- **What to do**: Word for word, print each line of the listing below; pictures stay out.

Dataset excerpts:
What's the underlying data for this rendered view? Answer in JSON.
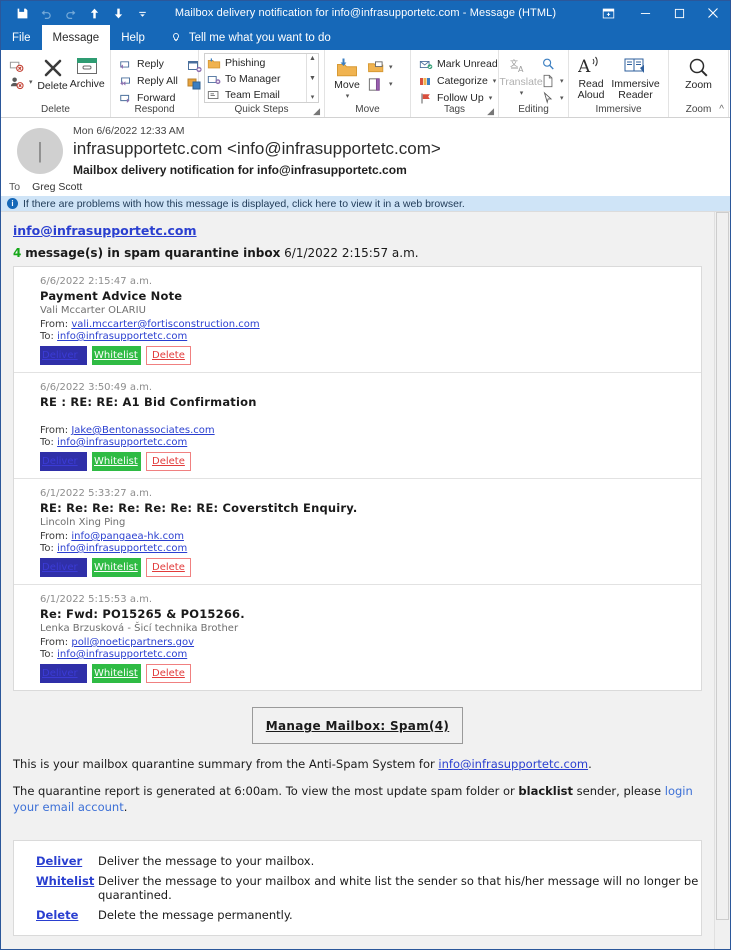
{
  "window": {
    "title": "Mailbox delivery notification for info@infrasupportetc.com  -  Message (HTML)",
    "quick_access": [
      {
        "name": "save-icon",
        "label": "Save"
      },
      {
        "name": "undo-icon",
        "label": "Undo"
      },
      {
        "name": "redo-icon",
        "label": "Redo"
      },
      {
        "name": "previous-item-icon",
        "label": "Previous Item"
      },
      {
        "name": "next-item-icon",
        "label": "Next Item"
      },
      {
        "name": "customize-quick-access-toolbar-icon",
        "label": "Customize Quick Access Toolbar"
      }
    ],
    "controls": {
      "ribbon_display": "Ribbon Display Options",
      "minimize": "Minimize",
      "maximize": "Maximize",
      "close": "Close"
    }
  },
  "tabs": [
    {
      "label": "File",
      "active": false
    },
    {
      "label": "Message",
      "active": true
    },
    {
      "label": "Help",
      "active": false
    }
  ],
  "tellme": {
    "placeholder": "Tell me what you want to do"
  },
  "ribbon": {
    "collapse_label": "Collapse the Ribbon",
    "groups": [
      {
        "label": "Delete",
        "small_buttons": [
          {
            "label": "",
            "icon": "ignore-icon"
          },
          {
            "label": "",
            "icon": "junk-icon",
            "caret": true
          }
        ],
        "big_buttons": [
          {
            "label": "Delete",
            "icon": "delete-x-icon"
          },
          {
            "label": "Archive",
            "icon": "archive-icon"
          }
        ]
      },
      {
        "label": "Respond",
        "small_buttons": [
          {
            "label": "Reply",
            "icon": "reply-icon"
          },
          {
            "label": "Reply All",
            "icon": "reply-all-icon"
          },
          {
            "label": "Forward",
            "icon": "forward-icon"
          }
        ],
        "extra": [
          {
            "label": "",
            "icon": "meeting-icon"
          },
          {
            "label": "",
            "icon": "more-respond-icon",
            "caret": true
          }
        ]
      },
      {
        "label": "Quick Steps",
        "dialog_launcher": true,
        "items": [
          {
            "label": "Phishing",
            "icon": "phishing-folder-icon"
          },
          {
            "label": "To Manager",
            "icon": "to-manager-icon"
          },
          {
            "label": "Team Email",
            "icon": "team-email-icon"
          }
        ]
      },
      {
        "label": "Move",
        "big_buttons": [
          {
            "label": "Move",
            "icon": "move-folder-icon",
            "caret": true
          }
        ],
        "small_buttons": [
          {
            "label": "",
            "icon": "rules-icon",
            "caret": true
          },
          {
            "label": "",
            "icon": "onenote-icon",
            "caret": true
          }
        ]
      },
      {
        "label": "Tags",
        "dialog_launcher": true,
        "small_buttons": [
          {
            "label": "Mark Unread",
            "icon": "mark-unread-icon"
          },
          {
            "label": "Categorize",
            "icon": "categorize-icon",
            "caret": true
          },
          {
            "label": "Follow Up",
            "icon": "follow-up-flag-icon",
            "caret": true
          }
        ]
      },
      {
        "label": "Editing",
        "big_buttons": [
          {
            "label": "Translate",
            "icon": "translate-icon",
            "disabled": true,
            "caret": true
          }
        ],
        "small_buttons": [
          {
            "label": "",
            "icon": "find-icon"
          },
          {
            "label": "",
            "icon": "select-page-icon",
            "caret": true
          },
          {
            "label": "",
            "icon": "select-pointer-icon",
            "caret": true
          }
        ]
      },
      {
        "label": "Immersive",
        "big_buttons": [
          {
            "label": "Read\nAloud",
            "icon": "read-aloud-icon"
          },
          {
            "label": "Immersive\nReader",
            "icon": "immersive-reader-icon"
          }
        ]
      },
      {
        "label": "Zoom",
        "big_buttons": [
          {
            "label": "Zoom",
            "icon": "zoom-magnifier-icon"
          }
        ]
      }
    ]
  },
  "message_header": {
    "date": "Mon 6/6/2022 12:33 AM",
    "from": "infrasupportetc.com <info@infrasupportetc.com>",
    "subject": "Mailbox delivery notification for info@infrasupportetc.com",
    "to_label": "To",
    "to_value": "Greg Scott",
    "infobar": "If there are problems with how this message is displayed, click here to view it in a web browser."
  },
  "email_body": {
    "account_link": "info@infrasupportetc.com",
    "count": "4",
    "count_text": "message(s) in spam quarantine inbox",
    "count_timestamp": "6/1/2022 2:15:57 a.m.",
    "actions": {
      "deliver": "Deliver",
      "whitelist": "Whitelist",
      "delete": "Delete"
    },
    "labels": {
      "from": "From:",
      "to": "To:"
    },
    "messages": [
      {
        "date": "6/6/2022 2:15:47 a.m.",
        "subject": "Payment Advice Note",
        "sender_name": "Vali Mccarter OLARIU",
        "from": "vali.mccarter@fortisconstruction.com",
        "to": "info@infrasupportetc.com"
      },
      {
        "date": "6/6/2022 3:50:49 a.m.",
        "subject": "RE : RE: RE: A1 Bid Confirmation",
        "sender_name": "",
        "from": "Jake@Bentonassociates.com",
        "to": "info@infrasupportetc.com"
      },
      {
        "date": "6/1/2022 5:33:27 a.m.",
        "subject": "RE: Re: Re: Re: Re: Re: RE: Coverstitch Enquiry.",
        "sender_name": "Lincoln Xing Ping",
        "from": "info@pangaea-hk.com",
        "to": "info@infrasupportetc.com"
      },
      {
        "date": "6/1/2022 5:15:53 a.m.",
        "subject": "Re: Fwd: PO15265 & PO15266.",
        "sender_name": "Lenka Brzusková - Šicí technika Brother",
        "from": "poll@noeticpartners.gov",
        "to": "info@infrasupportetc.com"
      }
    ],
    "manage_button": "Manage Mailbox: Spam(4)",
    "summary_line_prefix": "This is your mailbox quarantine summary from the Anti-Spam System for ",
    "summary_line_link": "info@infrasupportetc.com",
    "summary_line_suffix": ".",
    "report_line_1": "The quarantine report is generated at 6:00am. To view the most update spam folder or ",
    "report_line_bold": "blacklist",
    "report_line_2": " sender, please ",
    "report_line_link": "login your email account",
    "report_line_end": ".",
    "legend": [
      {
        "term": "Deliver",
        "definition": "Deliver the message to your mailbox."
      },
      {
        "term": "Whitelist",
        "definition": "Deliver the message to your mailbox and white list the sender so that his/her message will no longer be quarantined."
      },
      {
        "term": "Delete",
        "definition": "Delete the message permanently."
      }
    ]
  },
  "colors": {
    "titlebar": "#1668b8",
    "deliver_bg": "#2f2fa8",
    "whitelist_bg": "#2fbb44",
    "delete_border": "#f08080",
    "link": "#2a3fd0",
    "count_green": "#17a81a"
  }
}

- **Answer to this exercise**:
What's the underlying data for this rendered view? Answer in JSON.
{
  "window": {
    "title": "Mailbox delivery notification for info@infrasupportetc.com  -  Message (HTML)",
    "quick_access": [
      {
        "name": "save-icon",
        "label": "Save"
      },
      {
        "name": "undo-icon",
        "label": "Undo"
      },
      {
        "name": "redo-icon",
        "label": "Redo"
      },
      {
        "name": "previous-item-icon",
        "label": "Previous Item"
      },
      {
        "name": "next-item-icon",
        "label": "Next Item"
      },
      {
        "name": "customize-quick-access-toolbar-icon",
        "label": "Customize Quick Access Toolbar"
      }
    ],
    "controls": {
      "ribbon_display": "Ribbon Display Options",
      "minimize": "Minimize",
      "maximize": "Maximize",
      "close": "Close"
    }
  },
  "tabs": [
    {
      "label": "File",
      "active": false
    },
    {
      "label": "Message",
      "active": true
    },
    {
      "label": "Help",
      "active": false
    }
  ],
  "tellme": {
    "placeholder": "Tell me what you want to do"
  },
  "ribbon": {
    "collapse_label": "Collapse the Ribbon",
    "groups": [
      {
        "label": "Delete",
        "small_buttons": [
          {
            "label": "",
            "icon": "ignore-icon"
          },
          {
            "label": "",
            "icon": "junk-icon",
            "caret": true
          }
        ],
        "big_buttons": [
          {
            "label": "Delete",
            "icon": "delete-x-icon"
          },
          {
            "label": "Archive",
            "icon": "archive-icon"
          }
        ]
      },
      {
        "label": "Respond",
        "small_buttons": [
          {
            "label": "Reply",
            "icon": "reply-icon"
          },
          {
            "label": "Reply All",
            "icon": "reply-all-icon"
          },
          {
            "label": "Forward",
            "icon": "forward-icon"
          }
        ],
        "extra": [
          {
            "label": "",
            "icon": "meeting-icon"
          },
          {
            "label": "",
            "icon": "more-respond-icon",
            "caret": true
          }
        ]
      },
      {
        "label": "Quick Steps",
        "dialog_launcher": true,
        "items": [
          {
            "label": "Phishing",
            "icon": "phishing-folder-icon"
          },
          {
            "label": "To Manager",
            "icon": "to-manager-icon"
          },
          {
            "label": "Team Email",
            "icon": "team-email-icon"
          }
        ]
      },
      {
        "label": "Move",
        "big_buttons": [
          {
            "label": "Move",
            "icon": "move-folder-icon",
            "caret": true
          }
        ],
        "small_buttons": [
          {
            "label": "",
            "icon": "rules-icon",
            "caret": true
          },
          {
            "label": "",
            "icon": "onenote-icon",
            "caret": true
          }
        ]
      },
      {
        "label": "Tags",
        "dialog_launcher": true,
        "small_buttons": [
          {
            "label": "Mark Unread",
            "icon": "mark-unread-icon"
          },
          {
            "label": "Categorize",
            "icon": "categorize-icon",
            "caret": true
          },
          {
            "label": "Follow Up",
            "icon": "follow-up-flag-icon",
            "caret": true
          }
        ]
      },
      {
        "label": "Editing",
        "big_buttons": [
          {
            "label": "Translate",
            "icon": "translate-icon",
            "disabled": true,
            "caret": true
          }
        ],
        "small_buttons": [
          {
            "label": "",
            "icon": "find-icon"
          },
          {
            "label": "",
            "icon": "select-page-icon",
            "caret": true
          },
          {
            "label": "",
            "icon": "select-pointer-icon",
            "caret": true
          }
        ]
      },
      {
        "label": "Immersive",
        "big_buttons": [
          {
            "label": "Read\nAloud",
            "icon": "read-aloud-icon"
          },
          {
            "label": "Immersive\nReader",
            "icon": "immersive-reader-icon"
          }
        ]
      },
      {
        "label": "Zoom",
        "big_buttons": [
          {
            "label": "Zoom",
            "icon": "zoom-magnifier-icon"
          }
        ]
      }
    ]
  },
  "message_header": {
    "date": "Mon 6/6/2022 12:33 AM",
    "from": "infrasupportetc.com <info@infrasupportetc.com>",
    "subject": "Mailbox delivery notification for info@infrasupportetc.com",
    "to_label": "To",
    "to_value": "Greg Scott",
    "infobar": "If there are problems with how this message is displayed, click here to view it in a web browser."
  },
  "email_body": {
    "account_link": "info@infrasupportetc.com",
    "count": "4",
    "count_text": "message(s) in spam quarantine inbox",
    "count_timestamp": "6/1/2022 2:15:57 a.m.",
    "actions": {
      "deliver": "Deliver",
      "whitelist": "Whitelist",
      "delete": "Delete"
    },
    "labels": {
      "from": "From:",
      "to": "To:"
    },
    "messages": [
      {
        "date": "6/6/2022 2:15:47 a.m.",
        "subject": "Payment Advice Note",
        "sender_name": "Vali Mccarter OLARIU",
        "from": "vali.mccarter@fortisconstruction.com",
        "to": "info@infrasupportetc.com"
      },
      {
        "date": "6/6/2022 3:50:49 a.m.",
        "subject": "RE : RE: RE: A1 Bid Confirmation",
        "sender_name": "",
        "from": "Jake@Bentonassociates.com",
        "to": "info@infrasupportetc.com"
      },
      {
        "date": "6/1/2022 5:33:27 a.m.",
        "subject": "RE: Re: Re: Re: Re: Re: RE: Coverstitch Enquiry.",
        "sender_name": "Lincoln Xing Ping",
        "from": "info@pangaea-hk.com",
        "to": "info@infrasupportetc.com"
      },
      {
        "date": "6/1/2022 5:15:53 a.m.",
        "subject": "Re: Fwd: PO15265 & PO15266.",
        "sender_name": "Lenka Brzusková - Šicí technika Brother",
        "from": "poll@noeticpartners.gov",
        "to": "info@infrasupportetc.com"
      }
    ],
    "manage_button": "Manage Mailbox: Spam(4)",
    "summary_line_prefix": "This is your mailbox quarantine summary from the Anti-Spam System for ",
    "summary_line_link": "info@infrasupportetc.com",
    "summary_line_suffix": ".",
    "report_line_1": "The quarantine report is generated at 6:00am. To view the most update spam folder or ",
    "report_line_bold": "blacklist",
    "report_line_2": " sender, please ",
    "report_line_link": "login your email account",
    "report_line_end": ".",
    "legend": [
      {
        "term": "Deliver",
        "definition": "Deliver the message to your mailbox."
      },
      {
        "term": "Whitelist",
        "definition": "Deliver the message to your mailbox and white list the sender so that his/her message will no longer be quarantined."
      },
      {
        "term": "Delete",
        "definition": "Delete the message permanently."
      }
    ]
  },
  "colors": {
    "titlebar": "#1668b8",
    "deliver_bg": "#2f2fa8",
    "whitelist_bg": "#2fbb44",
    "delete_border": "#f08080",
    "link": "#2a3fd0",
    "count_green": "#17a81a"
  }
}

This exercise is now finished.